» What the task requires: Copy out all the lines where "karaktergennemsnit" shows up.
— Start of Supplied data —
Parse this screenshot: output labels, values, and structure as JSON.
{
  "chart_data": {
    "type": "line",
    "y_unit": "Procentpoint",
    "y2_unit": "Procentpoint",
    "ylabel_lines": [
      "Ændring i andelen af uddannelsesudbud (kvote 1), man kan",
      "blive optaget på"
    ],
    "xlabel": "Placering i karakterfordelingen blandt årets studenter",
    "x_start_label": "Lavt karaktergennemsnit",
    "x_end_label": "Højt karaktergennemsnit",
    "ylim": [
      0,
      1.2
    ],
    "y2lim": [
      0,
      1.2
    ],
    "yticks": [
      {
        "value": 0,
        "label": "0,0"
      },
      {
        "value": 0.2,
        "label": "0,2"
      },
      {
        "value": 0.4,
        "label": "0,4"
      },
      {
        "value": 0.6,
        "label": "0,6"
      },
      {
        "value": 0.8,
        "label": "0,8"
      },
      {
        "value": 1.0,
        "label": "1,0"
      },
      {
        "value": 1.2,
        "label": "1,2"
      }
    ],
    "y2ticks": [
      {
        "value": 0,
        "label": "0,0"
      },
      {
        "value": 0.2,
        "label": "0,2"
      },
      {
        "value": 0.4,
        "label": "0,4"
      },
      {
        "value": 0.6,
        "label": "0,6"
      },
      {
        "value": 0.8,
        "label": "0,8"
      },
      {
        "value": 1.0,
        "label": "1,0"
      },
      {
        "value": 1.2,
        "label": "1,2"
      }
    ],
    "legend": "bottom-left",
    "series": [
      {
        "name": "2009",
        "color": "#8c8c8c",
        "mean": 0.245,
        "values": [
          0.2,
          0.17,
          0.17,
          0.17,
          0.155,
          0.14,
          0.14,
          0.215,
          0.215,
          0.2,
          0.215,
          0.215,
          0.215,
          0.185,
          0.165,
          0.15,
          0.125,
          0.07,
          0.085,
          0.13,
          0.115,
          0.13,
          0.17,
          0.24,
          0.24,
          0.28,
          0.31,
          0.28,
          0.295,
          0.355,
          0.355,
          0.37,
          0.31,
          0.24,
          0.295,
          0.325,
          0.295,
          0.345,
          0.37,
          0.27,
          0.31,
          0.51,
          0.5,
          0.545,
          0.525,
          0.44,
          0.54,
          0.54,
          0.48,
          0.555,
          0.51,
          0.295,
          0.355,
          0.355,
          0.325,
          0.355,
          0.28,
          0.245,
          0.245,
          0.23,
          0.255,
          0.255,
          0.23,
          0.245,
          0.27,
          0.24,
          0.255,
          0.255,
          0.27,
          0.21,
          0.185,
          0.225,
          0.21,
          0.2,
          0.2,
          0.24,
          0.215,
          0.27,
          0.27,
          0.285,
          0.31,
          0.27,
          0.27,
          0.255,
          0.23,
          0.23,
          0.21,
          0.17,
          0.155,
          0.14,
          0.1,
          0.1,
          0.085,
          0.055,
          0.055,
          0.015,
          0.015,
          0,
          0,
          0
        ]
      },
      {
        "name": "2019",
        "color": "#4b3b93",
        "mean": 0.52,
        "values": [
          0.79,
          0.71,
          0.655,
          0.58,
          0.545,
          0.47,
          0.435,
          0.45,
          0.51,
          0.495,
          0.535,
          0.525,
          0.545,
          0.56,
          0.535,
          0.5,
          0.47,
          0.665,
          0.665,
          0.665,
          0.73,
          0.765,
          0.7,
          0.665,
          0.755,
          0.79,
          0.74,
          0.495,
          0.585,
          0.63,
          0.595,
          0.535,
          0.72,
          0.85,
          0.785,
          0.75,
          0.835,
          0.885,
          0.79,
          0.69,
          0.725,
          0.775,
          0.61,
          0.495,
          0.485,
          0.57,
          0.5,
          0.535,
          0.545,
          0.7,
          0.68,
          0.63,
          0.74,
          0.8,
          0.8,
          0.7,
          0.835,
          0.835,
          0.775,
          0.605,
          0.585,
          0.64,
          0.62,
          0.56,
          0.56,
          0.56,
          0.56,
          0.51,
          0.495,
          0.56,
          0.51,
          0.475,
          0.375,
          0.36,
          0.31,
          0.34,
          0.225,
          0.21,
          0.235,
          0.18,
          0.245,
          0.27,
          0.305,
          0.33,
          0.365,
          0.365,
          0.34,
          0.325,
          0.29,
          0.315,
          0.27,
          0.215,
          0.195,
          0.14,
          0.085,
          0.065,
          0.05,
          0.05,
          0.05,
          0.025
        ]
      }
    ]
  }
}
— End of Supplied data —
» Solution to this exercise:
    "x_start_label": "Lavt karaktergennemsnit",
    "x_end_label": "Højt karaktergennemsnit",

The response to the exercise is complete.